■ DOCUMENT ■
— Begin —

My approach: My analysis is usually dismissed because it requires an interdisciplinary synthesis — a coherence that most minds are trained to resist, because most minds are trained to look at the efficiency of inputs and outputs alone, and not what emerges from the interconnectedness of running the whole machine. This is reinforced by the fact that our current system thrives on expertise. People build their careers, identities, their egos on siloed expertise. The result is that you have a lot of people that are very good at being expert brick makers, but are not so great at looking at how all the bricks interconnect to form the entire architecture, and what outside of their expertise, affects their specific pile of bricks. Even many systems theorists still do this. They gain expertise in subsets of systems, but don’t put it all back together and look at the cyclical nature of the entire architecture.
So then people look at me as an amateur who doesn’t know what I am talking about because I don’t have “expertise”. But my expertise is precisely in zooming all the way out, not in.
This is why I continue to write and post, despite the naysayers and ridiculers. My goal is to make the unseen systemic architecture visible to eyes that have been trained only to watch the stock ticker.

— End —

■ PROVIDED RECORDS ■

— Begin —

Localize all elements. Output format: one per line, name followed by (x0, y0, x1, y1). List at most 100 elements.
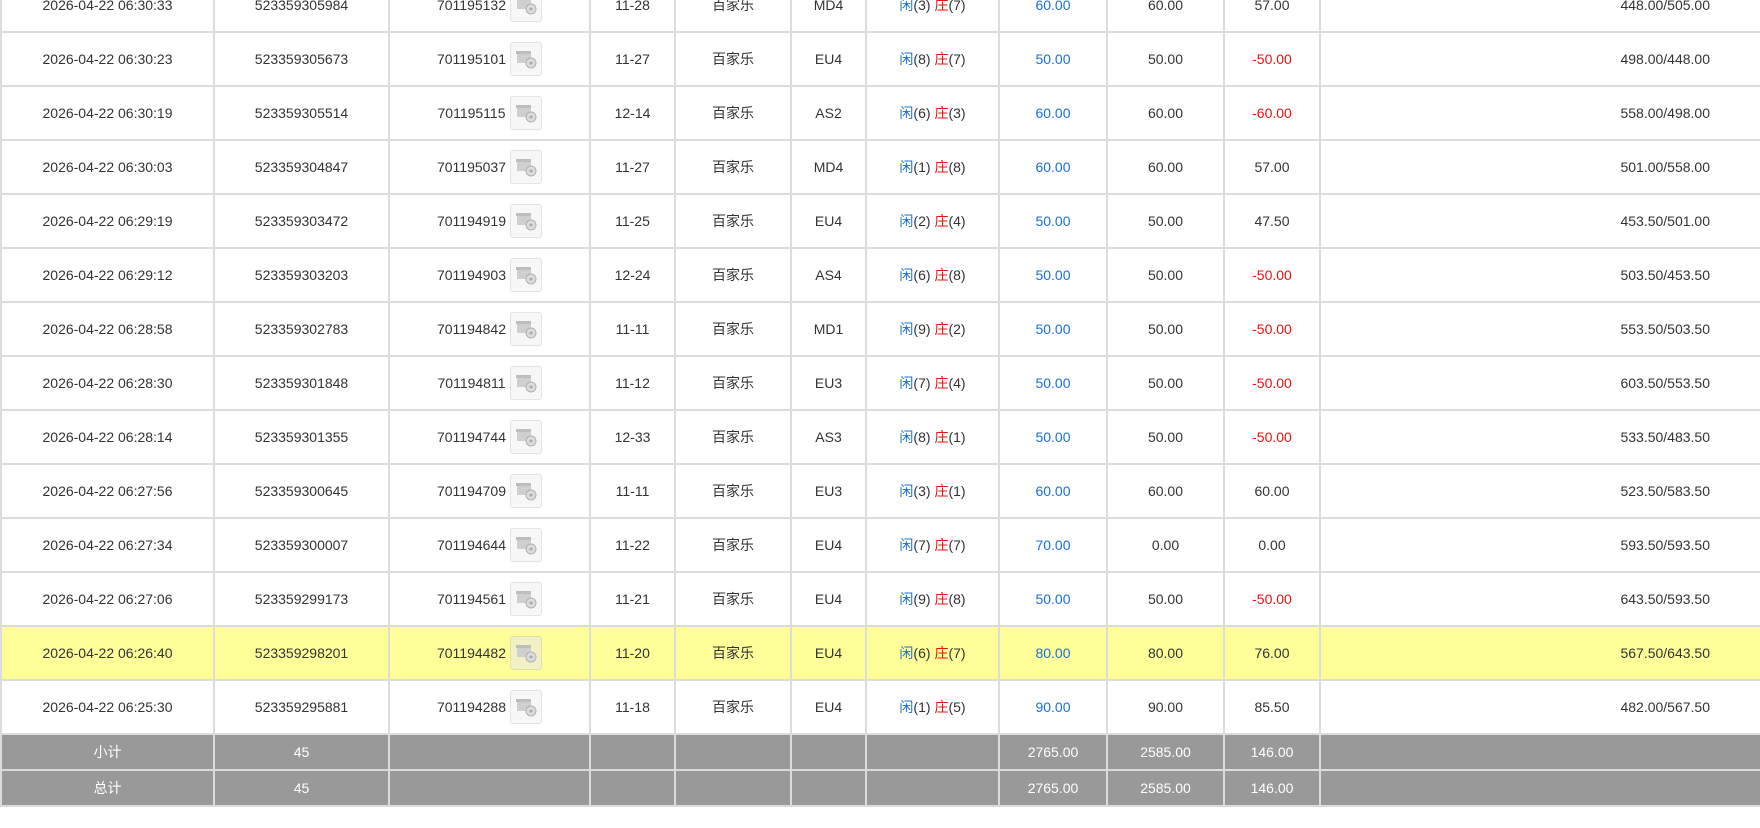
win-loss: -50.00 (1223, 571, 1321, 627)
game-id: 701195101 (436, 51, 507, 67)
bet-amount: 70.00 (998, 517, 1108, 573)
replay-icon[interactable] (510, 42, 543, 76)
player-label: 闲 (899, 0, 914, 13)
game-type: 百家乐 (674, 571, 792, 627)
total-count: 45 (213, 769, 390, 807)
total-bet: 2765.00 (998, 769, 1108, 807)
subtotal-win: 146.00 (1223, 733, 1321, 771)
player-label: 闲 (899, 159, 914, 175)
table-row: 2026-04-22 06:30:33 523359305984 7011951… (0, 0, 1760, 33)
game-id-cell: 701194811 (388, 355, 591, 411)
balance: 558.00/498.00 (1319, 85, 1760, 141)
result-cell: 闲(7) 庄(4) (865, 355, 1000, 411)
replay-icon[interactable] (510, 690, 543, 724)
balance: 553.50/503.50 (1319, 301, 1760, 357)
room-code: EU4 (790, 679, 867, 735)
bet-amount: 50.00 (998, 355, 1108, 411)
valid-bet: 50.00 (1106, 193, 1225, 249)
game-id: 701194811 (437, 375, 506, 391)
bet-id: 523359301848 (213, 355, 390, 411)
replay-icon[interactable] (510, 312, 543, 346)
player-score: (1) (913, 159, 931, 175)
balance: 448.00/505.00 (1319, 0, 1760, 33)
banker-label: 庄 (934, 591, 949, 607)
banker-score: (7) (948, 0, 966, 13)
player-score: (6) (913, 105, 931, 121)
result-cell: 闲(6) 庄(8) (865, 247, 1000, 303)
replay-icon[interactable] (510, 420, 543, 454)
replay-icon[interactable] (510, 204, 543, 238)
bet-amount: 80.00 (998, 625, 1108, 681)
player-label: 闲 (899, 213, 914, 229)
win-loss: 0.00 (1223, 517, 1321, 573)
banker-score: (7) (948, 645, 966, 661)
bet-time: 2026-04-22 06:30:23 (0, 31, 215, 87)
player-label: 闲 (899, 591, 914, 607)
game-id: 701194482 (436, 645, 507, 661)
table-number: 12-14 (589, 85, 676, 141)
room-code: MD1 (790, 301, 867, 357)
bet-id: 523359305673 (213, 31, 390, 87)
game-type: 百家乐 (674, 139, 792, 195)
bet-records-table-wrap: 2026-04-22 06:30:33 523359305984 7011951… (0, 0, 1760, 807)
banker-score: (7) (948, 51, 966, 67)
room-code: MD4 (790, 0, 867, 33)
bet-amount: 50.00 (998, 571, 1108, 627)
balance: 501.00/558.00 (1319, 139, 1760, 195)
room-code: EU4 (790, 31, 867, 87)
banker-score: (7) (948, 537, 966, 553)
game-id-cell: 701194744 (388, 409, 591, 465)
subtotal-bet: 2765.00 (998, 733, 1108, 771)
replay-icon[interactable] (510, 258, 543, 292)
game-id: 701194903 (436, 267, 507, 283)
replay-icon[interactable] (510, 636, 543, 670)
game-type: 百家乐 (674, 355, 792, 411)
replay-icon[interactable] (510, 0, 543, 22)
win-loss: -50.00 (1223, 355, 1321, 411)
result-cell: 闲(9) 庄(2) (865, 301, 1000, 357)
table-row: 2026-04-22 06:28:30 523359301848 7011948… (0, 355, 1760, 411)
table-row: 2026-04-22 06:29:19 523359303472 7011949… (0, 193, 1760, 249)
game-type: 百家乐 (674, 85, 792, 141)
win-loss: -50.00 (1223, 247, 1321, 303)
result-cell: 闲(6) 庄(7) (865, 625, 1000, 681)
banker-label: 庄 (934, 159, 949, 175)
bet-amount: 50.00 (998, 193, 1108, 249)
valid-bet: 60.00 (1106, 0, 1225, 33)
banker-score: (8) (948, 159, 966, 175)
player-label: 闲 (899, 483, 914, 499)
valid-bet: 50.00 (1106, 355, 1225, 411)
game-type: 百家乐 (674, 193, 792, 249)
table-number: 11-27 (589, 31, 676, 87)
bet-records-table: 2026-04-22 06:30:33 523359305984 7011951… (0, 0, 1760, 807)
valid-bet: 50.00 (1106, 409, 1225, 465)
replay-icon[interactable] (510, 150, 543, 184)
bet-id: 523359298201 (213, 625, 390, 681)
bet-amount: 50.00 (998, 301, 1108, 357)
banker-label: 庄 (934, 51, 949, 67)
bet-amount: 60.00 (998, 85, 1108, 141)
result-cell: 闲(1) 庄(5) (865, 679, 1000, 735)
table-number: 12-33 (589, 409, 676, 465)
bet-id: 523359305984 (213, 0, 390, 33)
replay-icon[interactable] (510, 474, 543, 508)
bet-time: 2026-04-22 06:30:03 (0, 139, 215, 195)
player-label: 闲 (899, 375, 914, 391)
banker-label: 庄 (934, 0, 949, 13)
replay-icon[interactable] (509, 96, 542, 130)
bet-id: 523359303472 (213, 193, 390, 249)
game-id: 701195037 (436, 159, 507, 175)
bet-id: 523359304847 (213, 139, 390, 195)
table-number: 11-12 (589, 355, 676, 411)
win-loss: -50.00 (1223, 409, 1321, 465)
replay-icon[interactable] (510, 528, 543, 562)
player-score: (3) (913, 483, 931, 499)
table-row: 2026-04-22 06:28:58 523359302783 7011948… (0, 301, 1760, 357)
balance: 498.00/448.00 (1319, 31, 1760, 87)
game-id-cell: 701195037 (388, 139, 591, 195)
total-win: 146.00 (1223, 769, 1321, 807)
table-number: 11-11 (589, 463, 676, 519)
replay-icon[interactable] (510, 582, 543, 616)
valid-bet: 60.00 (1106, 85, 1225, 141)
replay-icon[interactable] (509, 366, 542, 400)
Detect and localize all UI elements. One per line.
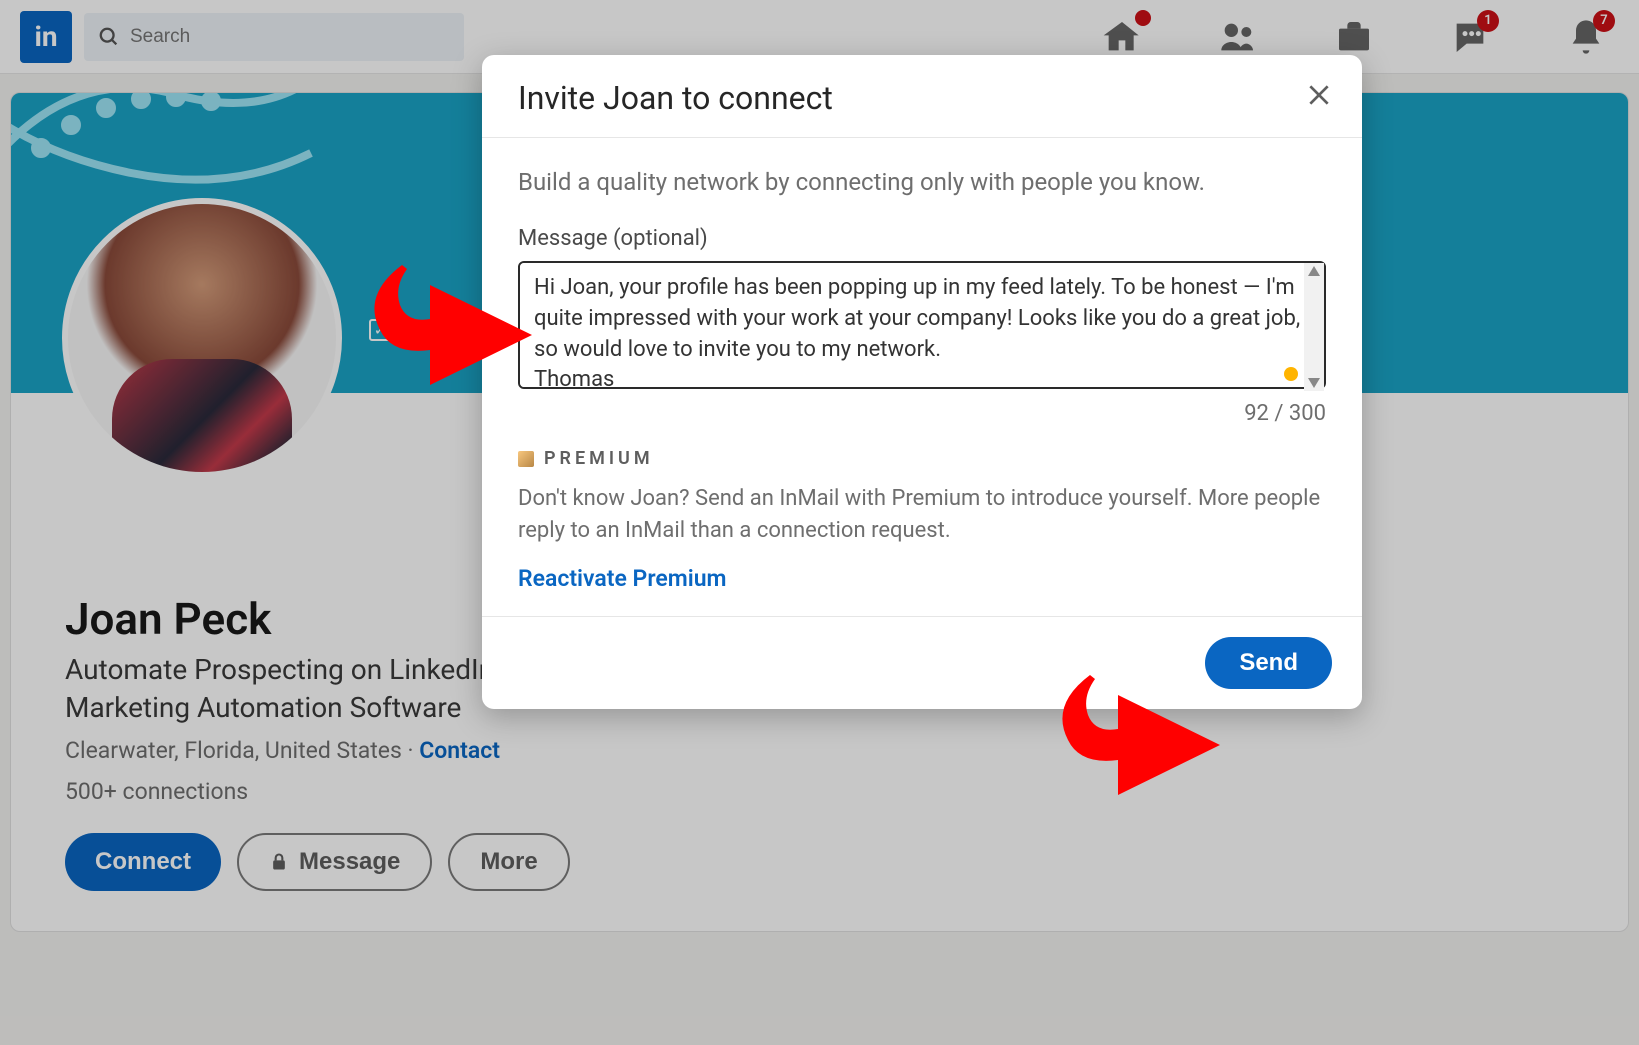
char-count: 92 / 300 xyxy=(518,401,1326,426)
premium-upsell-text: Don't know Joan? Send an InMail with Pre… xyxy=(518,483,1326,547)
modal-footer: Send xyxy=(482,616,1362,709)
textarea-scrollbar[interactable] xyxy=(1304,263,1324,391)
grammar-indicator-icon xyxy=(1284,367,1298,381)
message-label: Message (optional) xyxy=(518,226,1326,251)
modal-note: Build a quality network by connecting on… xyxy=(518,168,1326,196)
invite-modal: Invite Joan to connect Build a quality n… xyxy=(482,55,1362,709)
modal-body: Build a quality network by connecting on… xyxy=(482,138,1362,616)
modal-header: Invite Joan to connect xyxy=(482,55,1362,138)
scroll-up-icon xyxy=(1308,266,1320,276)
close-button[interactable] xyxy=(1306,82,1332,114)
premium-label: PREMIUM xyxy=(518,448,1326,469)
modal-title: Invite Joan to connect xyxy=(518,79,833,117)
close-icon xyxy=(1306,82,1332,108)
premium-icon xyxy=(518,451,534,467)
scroll-down-icon xyxy=(1308,378,1320,388)
message-textarea[interactable] xyxy=(518,261,1326,389)
send-button[interactable]: Send xyxy=(1205,637,1332,689)
reactivate-premium-link[interactable]: Reactivate Premium xyxy=(518,565,727,592)
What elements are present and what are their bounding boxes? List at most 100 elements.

— End —

■ WRITTEN TASKS ■
• a. Retype the part of the systems-thinking passage that starts with "So then people" and goes on through "out, not in.", keeping every word unchanged.
• b. From the rows above, repeat word for word the lines starting with the line containing "win-loss: -50.00 (1223, 571, 1321, 627)" and going on through the line containing "room-code: EU4 (790, 679, 867, 735)", both included.

■ COMPLETE ANSWERS ■
• a.
So then people look at me as an amateur who doesn’t know what I am talking about because I don’t have “expertise”. But my expertise is precisely in zooming all the way out, not in.

• b.
win-loss: -50.00 (1223, 571, 1321, 627)
game-id: 701195101 (436, 51, 507, 67)
bet-amount: 70.00 (998, 517, 1108, 573)
replay-icon[interactable] (510, 42, 543, 76)
player-label: 闲 (899, 0, 914, 13)
game-type: 百家乐 (674, 571, 792, 627)
total-count: 45 (213, 769, 390, 807)
total-bet: 2765.00 (998, 769, 1108, 807)
subtotal-win: 146.00 (1223, 733, 1321, 771)
player-label: 闲 (899, 159, 914, 175)
table-row: 2026-04-22 06:30:33 523359305984 7011951… (0, 0, 1760, 33)
game-id-cell: 701194811 (388, 355, 591, 411)
balance: 558.00/498.00 (1319, 85, 1760, 141)
result-cell: 闲(7) 庄(4) (865, 355, 1000, 411)
replay-icon[interactable] (510, 690, 543, 724)
balance: 553.50/503.50 (1319, 301, 1760, 357)
room-code: EU4 (790, 679, 867, 735)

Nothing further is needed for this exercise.